(Dataset records)
※
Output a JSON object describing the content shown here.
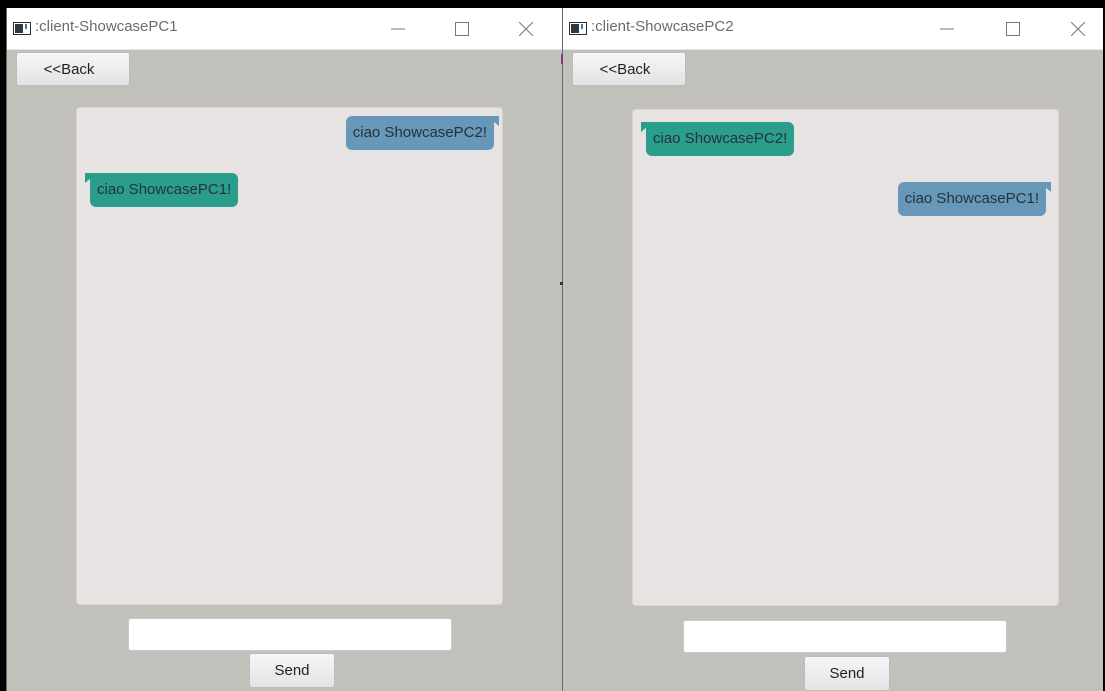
{
  "windows": [
    {
      "title": ":client-ShowcasePC1",
      "back_label": "<<Back",
      "messages": [
        {
          "text": "ciao ShowcasePC2!",
          "direction": "sent"
        },
        {
          "text": "ciao ShowcasePC1!",
          "direction": "received"
        }
      ],
      "input_value": "",
      "send_label": "Send"
    },
    {
      "title": ":client-ShowcasePC2",
      "back_label": "<<Back",
      "messages": [
        {
          "text": "ciao ShowcasePC2!",
          "direction": "received"
        },
        {
          "text": "ciao ShowcasePC1!",
          "direction": "sent"
        }
      ],
      "input_value": "",
      "send_label": "Send"
    }
  ],
  "icons": {
    "app": "java-window-icon",
    "minimize": "minimize-icon",
    "maximize": "maximize-icon",
    "close": "close-icon"
  },
  "colors": {
    "window_bg": "#c2c0bb",
    "chat_bg": "#e8e3e3",
    "sent_bubble": "#6898b9",
    "received_bubble": "#2a9e8a",
    "titlebar_bg": "#ffffff"
  }
}
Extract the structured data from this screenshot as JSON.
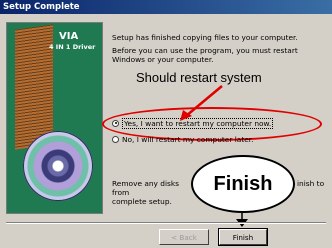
{
  "window": {
    "title": "Setup Complete"
  },
  "sidebar": {
    "brand": "VIA",
    "product": "4 IN 1 Driver"
  },
  "content": {
    "paragraph1": "Setup has finished copying files to your computer.",
    "paragraph2": "Before you can use the program, you must restart Windows or your computer.",
    "options": [
      {
        "label": "Yes, I want to restart my computer now.",
        "selected": true
      },
      {
        "label": "No, I will restart my computer later.",
        "selected": false
      }
    ],
    "paragraph3_left": "Remove any disks from",
    "paragraph3_right": "inish to",
    "paragraph3_line2": "complete setup."
  },
  "annotations": {
    "restart_callout": "Should restart system",
    "finish_callout": "Finish",
    "highlight_color": "#e00000"
  },
  "buttons": {
    "back": "< Back",
    "finish": "Finish"
  }
}
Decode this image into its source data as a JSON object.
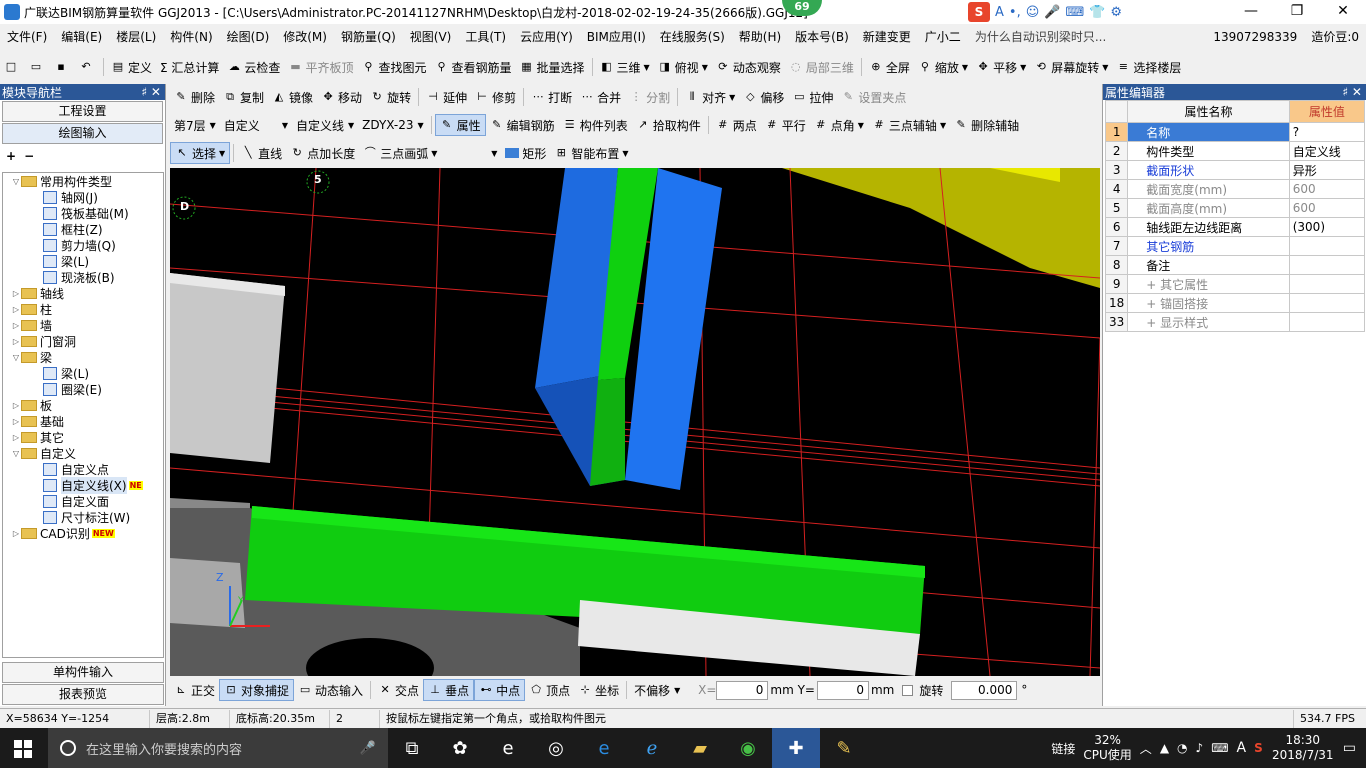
{
  "window": {
    "title": "广联达BIM钢筋算量软件 GGJ2013 - [C:\\Users\\Administrator.PC-20141127NRHM\\Desktop\\白龙村-2018-02-02-19-24-35(2666版).GGJ12]",
    "badge": "69",
    "controls": [
      "—",
      "❐",
      "✕"
    ]
  },
  "sogou": {
    "logo": "S",
    "items": [
      "A",
      "•,",
      "☺",
      "🎤",
      "⌨",
      "👕",
      "⚙"
    ]
  },
  "menu": {
    "items": [
      "文件(F)",
      "编辑(E)",
      "楼层(L)",
      "构件(N)",
      "绘图(D)",
      "修改(M)",
      "钢筋量(Q)",
      "视图(V)",
      "工具(T)",
      "云应用(Y)",
      "BIM应用(I)",
      "在线服务(S)",
      "帮助(H)",
      "版本号(B)",
      "新建变更",
      "广小二"
    ],
    "question": "为什么自动识别梁时只...",
    "phone": "13907298339",
    "price": "造价豆:0"
  },
  "toolbar1": [
    "定义",
    "Σ 汇总计算",
    "云检查",
    "平齐板顶",
    "查找图元",
    "查看钢筋量",
    "批量选择",
    "三维",
    "俯视",
    "动态观察",
    "局部三维",
    "全屏",
    "缩放",
    "平移",
    "屏幕旋转",
    "选择楼层"
  ],
  "toolbar2": [
    "删除",
    "复制",
    "镜像",
    "移动",
    "旋转",
    "延伸",
    "修剪",
    "打断",
    "合并",
    "分割",
    "对齐",
    "偏移",
    "拉伸",
    "设置夹点"
  ],
  "toolbar3": {
    "floor": "第7层",
    "category": "自定义",
    "type": "自定义线",
    "name": "ZDYX-23",
    "buttons": [
      "属性",
      "编辑钢筋",
      "构件列表",
      "拾取构件",
      "两点",
      "平行",
      "点角",
      "三点辅轴",
      "删除辅轴"
    ]
  },
  "toolbar4": [
    "选择",
    "直线",
    "点加长度",
    "三点画弧",
    "矩形",
    "智能布置"
  ],
  "nav": {
    "title": "模块导航栏",
    "pin": "♯ ✕",
    "top_buttons": [
      "工程设置",
      "绘图输入"
    ],
    "bottom_buttons": [
      "单构件输入",
      "报表预览"
    ],
    "tree": [
      {
        "label": "常用构件类型",
        "level": 0,
        "type": "folder",
        "open": true
      },
      {
        "label": "轴网(J)",
        "level": 1,
        "type": "item"
      },
      {
        "label": "筏板基础(M)",
        "level": 1,
        "type": "item"
      },
      {
        "label": "框柱(Z)",
        "level": 1,
        "type": "item"
      },
      {
        "label": "剪力墙(Q)",
        "level": 1,
        "type": "item"
      },
      {
        "label": "梁(L)",
        "level": 1,
        "type": "item"
      },
      {
        "label": "现浇板(B)",
        "level": 1,
        "type": "item"
      },
      {
        "label": "轴线",
        "level": 0,
        "type": "folder"
      },
      {
        "label": "柱",
        "level": 0,
        "type": "folder"
      },
      {
        "label": "墙",
        "level": 0,
        "type": "folder"
      },
      {
        "label": "门窗洞",
        "level": 0,
        "type": "folder"
      },
      {
        "label": "梁",
        "level": 0,
        "type": "folder",
        "open": true
      },
      {
        "label": "梁(L)",
        "level": 1,
        "type": "item"
      },
      {
        "label": "圈梁(E)",
        "level": 1,
        "type": "item"
      },
      {
        "label": "板",
        "level": 0,
        "type": "folder"
      },
      {
        "label": "基础",
        "level": 0,
        "type": "folder"
      },
      {
        "label": "其它",
        "level": 0,
        "type": "folder"
      },
      {
        "label": "自定义",
        "level": 0,
        "type": "folder",
        "open": true
      },
      {
        "label": "自定义点",
        "level": 1,
        "type": "item"
      },
      {
        "label": "自定义线(X)",
        "level": 1,
        "type": "item",
        "selected": true,
        "badge": "NE"
      },
      {
        "label": "自定义面",
        "level": 1,
        "type": "item"
      },
      {
        "label": "尺寸标注(W)",
        "level": 1,
        "type": "item"
      },
      {
        "label": "CAD识别",
        "level": 0,
        "type": "folder",
        "badge": "NEW"
      }
    ]
  },
  "viewport": {
    "axis_5": "5",
    "axis_d": "D",
    "axis_z": "Z",
    "axis_y": "Y"
  },
  "bottombar": {
    "buttons": [
      "正交",
      "对象捕捉",
      "动态输入",
      "交点",
      "垂点",
      "中点",
      "顶点",
      "坐标"
    ],
    "offset": "不偏移",
    "x_label": "X=",
    "x_value": "0",
    "y_label": "mm Y=",
    "y_value": "0",
    "unit": "mm",
    "rotate_label": "旋转",
    "rotate_value": "0.000",
    "degree": "°"
  },
  "status": {
    "coords": "X=58634 Y=-1254",
    "floor_height": "层高:2.8m",
    "base_height": "底标高:20.35m",
    "count": "2",
    "hint": "按鼠标左键指定第一个角点，或拾取构件图元",
    "fps": "534.7 FPS"
  },
  "props": {
    "title": "属性编辑器",
    "pin": "♯ ✕",
    "col_name": "属性名称",
    "col_value": "属性值",
    "rows": [
      {
        "num": "1",
        "name": "名称",
        "value": "?",
        "style": "blue"
      },
      {
        "num": "2",
        "name": "构件类型",
        "value": "自定义线",
        "style": "normal"
      },
      {
        "num": "3",
        "name": "截面形状",
        "value": "异形",
        "style": "blue"
      },
      {
        "num": "4",
        "name": "截面宽度(mm)",
        "value": "600",
        "style": "grey"
      },
      {
        "num": "5",
        "name": "截面高度(mm)",
        "value": "600",
        "style": "grey"
      },
      {
        "num": "6",
        "name": "轴线距左边线距离",
        "value": "(300)",
        "style": "normal"
      },
      {
        "num": "7",
        "name": "其它钢筋",
        "value": "",
        "style": "blue"
      },
      {
        "num": "8",
        "name": "备注",
        "value": "",
        "style": "normal"
      },
      {
        "num": "9",
        "name": "+ 其它属性",
        "value": "",
        "style": "grey"
      },
      {
        "num": "18",
        "name": "+ 锚固搭接",
        "value": "",
        "style": "grey"
      },
      {
        "num": "33",
        "name": "+ 显示样式",
        "value": "",
        "style": "grey"
      }
    ]
  },
  "taskbar": {
    "search_placeholder": "在这里输入你要搜索的内容",
    "cpu_percent": "32%",
    "cpu_label": "CPU使用",
    "link": "链接",
    "ime": "A",
    "time": "18:30",
    "date": "2018/7/31"
  }
}
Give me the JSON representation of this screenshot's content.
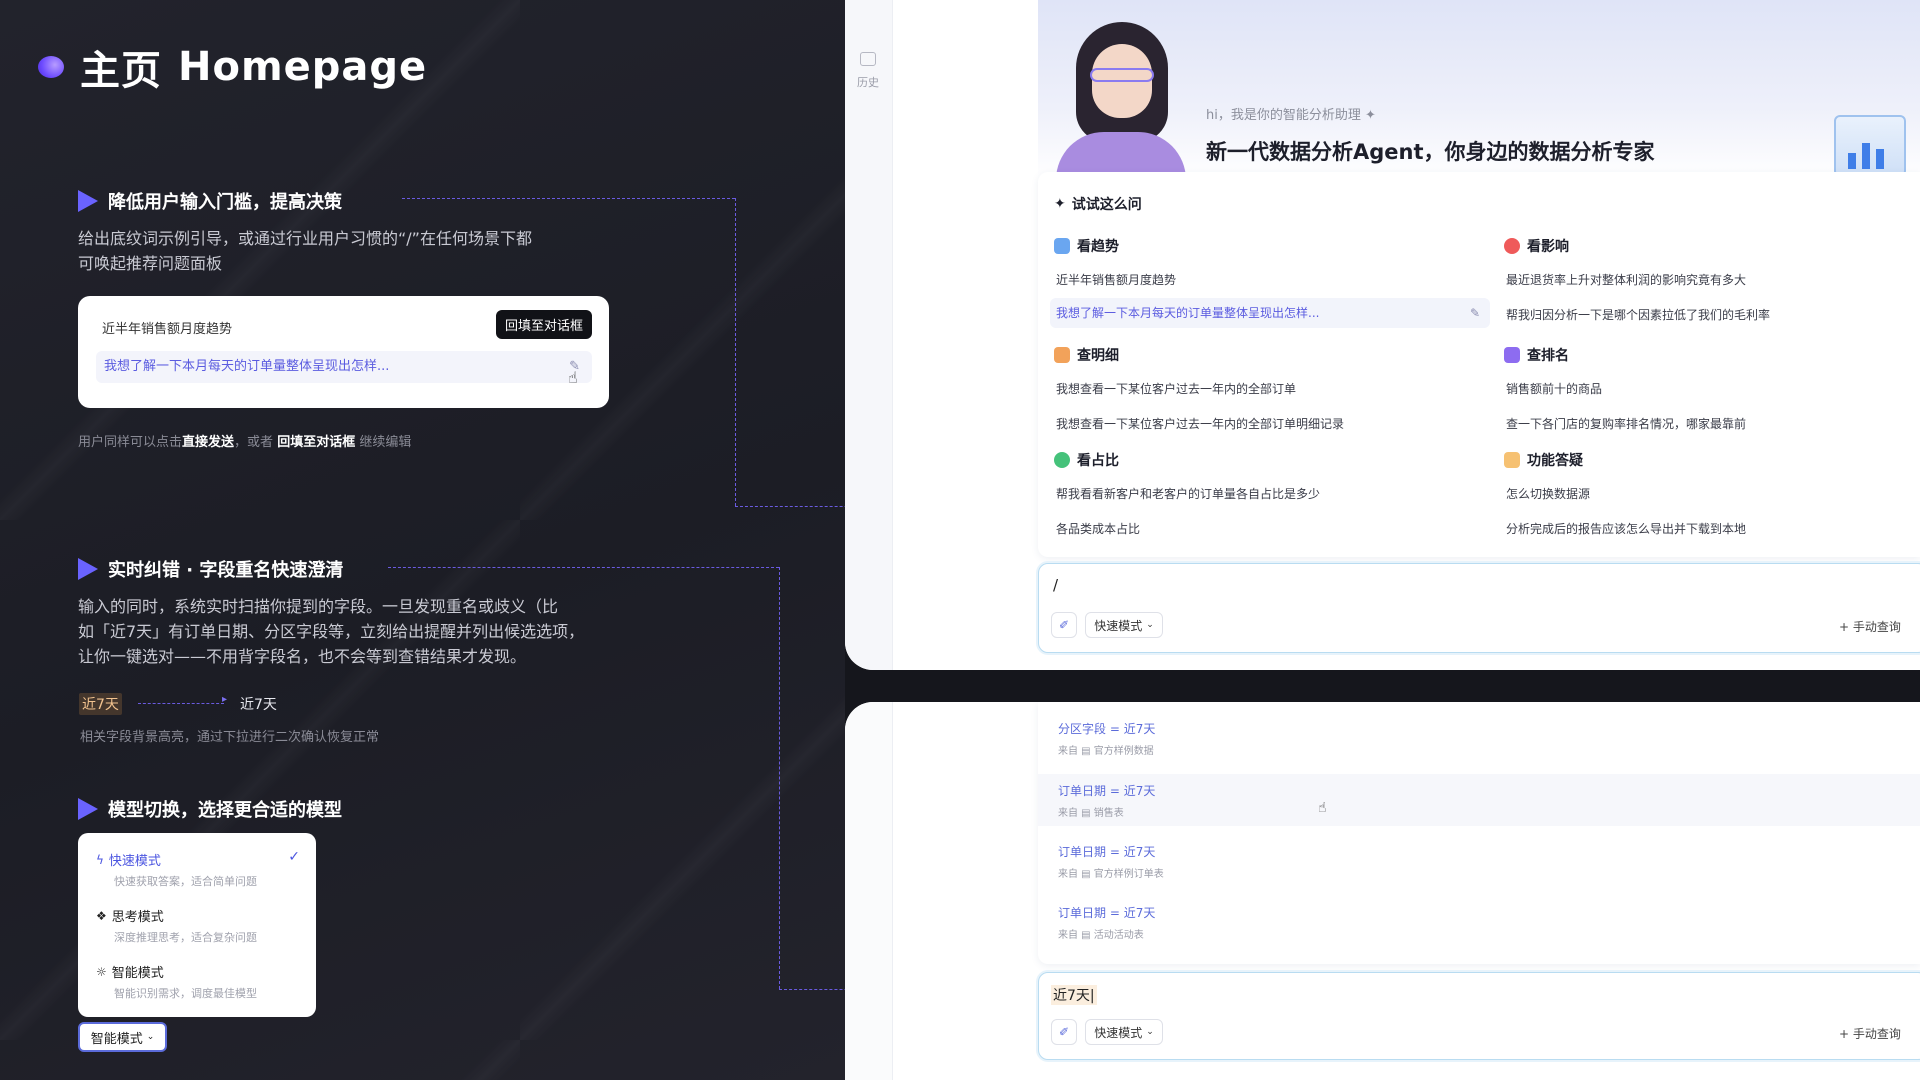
※
> [What is expected]: Copy all lines in the listing above where the string "content" appears.

> [Correct response]:
Output a JSON object describing the content shown here.
  "content": {
Give me the JSON representation of this screenshot's content.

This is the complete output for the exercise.